**TASK DIRECTIONS:**
All of the data should be repeated exactly; pictures are not part of the copy.

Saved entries

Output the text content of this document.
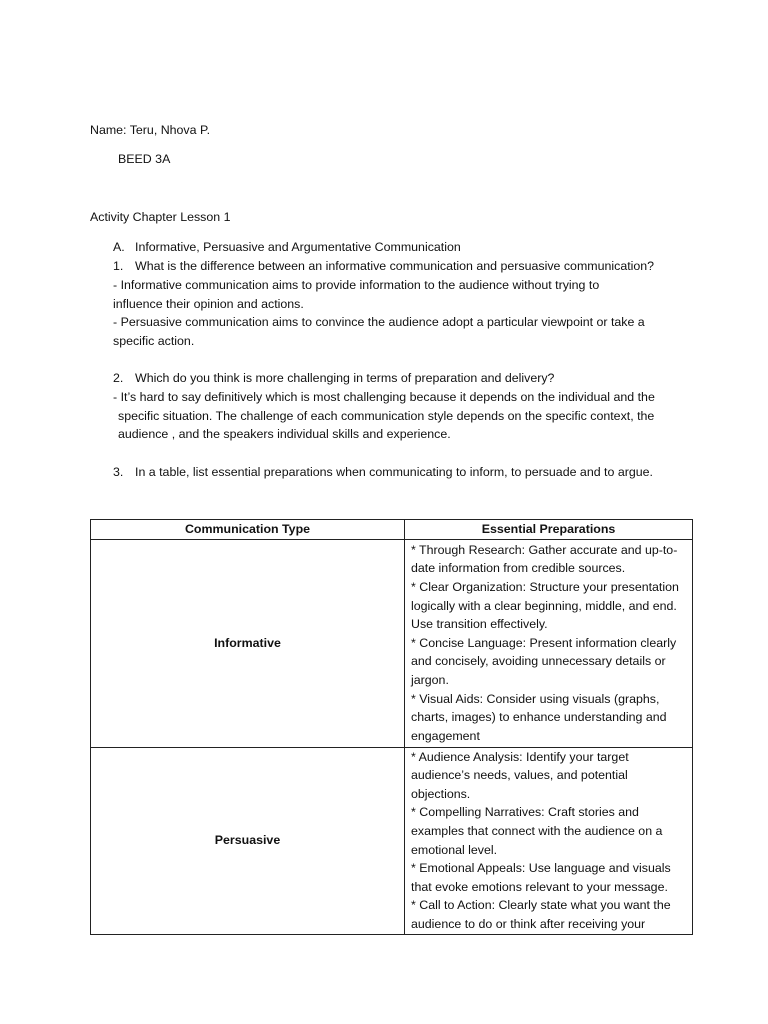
Name: Teru, Nhova P.
BEED 3A
Activity Chapter Lesson 1
A. Informative, Persuasive and Argumentative Communication
1. What is the difference between an informative communication and persuasive communication?
- Informative communication aims to provide information to the audience without trying to influence their opinion and actions.
- Persuasive communication aims to convince the audience adopt a particular viewpoint or take a specific action.
2. Which do you think is more challenging in terms of preparation and delivery?
- It’s hard to say definitively which is most challenging because it depends on the individual and the specific situation. The challenge of each communication style depends on the specific context, the audience , and the speakers individual skills and experience.
3. In a table, list essential preparations when communicating to inform, to persuade and to argue.
Communication Type	Essential Preparations
Informative	* Through Research: Gather accurate and up-to-date information from credible sources.
* Clear Organization: Structure your presentation logically with a clear beginning, middle, and end. Use transition effectively.
* Concise Language: Present information clearly and concisely, avoiding unnecessary details or jargon.
* Visual Aids: Consider using visuals (graphs, charts, images) to enhance understanding and engagement

Persuasive	* Audience Analysis: Identify your target audience’s needs, values, and potential objections.
* Compelling Narratives: Craft stories and examples that connect with the audience on a emotional level.
* Emotional Appeals: Use language and visuals that evoke emotions relevant to your message.
* Call to Action: Clearly state what you want the audience to do or think after receiving your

**RESULT OF THIS TASK:**
Output the text content of this document.
Name: Teru, Nhova P.
BEED 3A
Activity Chapter Lesson 1
A. Informative, Persuasive and Argumentative Communication
1. What is the difference between an informative communication and persuasive communication?
- Informative communication aims to provide information to the audience without trying to influence their opinion and actions.
- Persuasive communication aims to convince the audience adopt a particular viewpoint or take a specific action.
2. Which do you think is more challenging in terms of preparation and delivery?
- It’s hard to say definitively which is most challenging because it depends on the individual and the specific situation. The challenge of each communication style depends on the specific context, the audience , and the speakers individual skills and experience.
3. In a table, list essential preparations when communicating to inform, to persuade and to argue.
Communication Type	Essential Preparations
Informative	* Through Research: Gather accurate and up-to-date information from credible sources.
* Clear Organization: Structure your presentation logically with a clear beginning, middle, and end. Use transition effectively.
* Concise Language: Present information clearly and concisely, avoiding unnecessary details or jargon.
* Visual Aids: Consider using visuals (graphs, charts, images) to enhance understanding and engagement

Persuasive	* Audience Analysis: Identify your target audience’s needs, values, and potential objections.
* Compelling Narratives: Craft stories and examples that connect with the audience on a emotional level.
* Emotional Appeals: Use language and visuals that evoke emotions relevant to your message.
* Call to Action: Clearly state what you want the audience to do or think after receiving your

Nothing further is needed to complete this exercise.